▶ Problem to solve:
How many lines in the records below contain the word "Population"? Give only the number.

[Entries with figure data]
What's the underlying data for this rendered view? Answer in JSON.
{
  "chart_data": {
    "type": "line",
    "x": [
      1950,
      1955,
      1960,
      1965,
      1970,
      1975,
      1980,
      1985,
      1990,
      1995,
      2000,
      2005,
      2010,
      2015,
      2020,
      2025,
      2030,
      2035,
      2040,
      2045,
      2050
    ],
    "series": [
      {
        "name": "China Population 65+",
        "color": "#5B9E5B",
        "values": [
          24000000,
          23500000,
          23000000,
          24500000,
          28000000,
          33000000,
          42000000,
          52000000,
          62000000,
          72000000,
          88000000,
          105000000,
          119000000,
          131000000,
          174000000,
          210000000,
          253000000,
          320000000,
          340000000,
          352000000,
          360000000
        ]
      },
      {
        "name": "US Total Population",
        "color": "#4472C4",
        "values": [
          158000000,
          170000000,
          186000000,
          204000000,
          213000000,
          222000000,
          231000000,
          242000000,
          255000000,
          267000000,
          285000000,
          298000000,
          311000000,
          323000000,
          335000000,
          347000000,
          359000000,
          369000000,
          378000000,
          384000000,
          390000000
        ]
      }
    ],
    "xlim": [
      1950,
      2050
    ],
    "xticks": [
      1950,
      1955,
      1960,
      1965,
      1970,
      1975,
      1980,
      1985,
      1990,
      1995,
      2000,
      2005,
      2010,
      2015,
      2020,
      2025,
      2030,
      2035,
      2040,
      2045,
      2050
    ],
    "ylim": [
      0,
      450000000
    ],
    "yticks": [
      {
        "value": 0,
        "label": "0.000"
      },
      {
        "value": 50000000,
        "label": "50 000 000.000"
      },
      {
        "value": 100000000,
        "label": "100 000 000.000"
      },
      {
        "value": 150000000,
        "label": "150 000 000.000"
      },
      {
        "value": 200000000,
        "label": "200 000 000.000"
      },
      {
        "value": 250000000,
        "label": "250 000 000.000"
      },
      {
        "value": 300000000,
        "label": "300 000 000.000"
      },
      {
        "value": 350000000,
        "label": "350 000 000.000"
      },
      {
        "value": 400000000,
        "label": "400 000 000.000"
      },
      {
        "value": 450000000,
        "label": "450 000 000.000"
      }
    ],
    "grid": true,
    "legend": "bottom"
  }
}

▶ Finished task:
2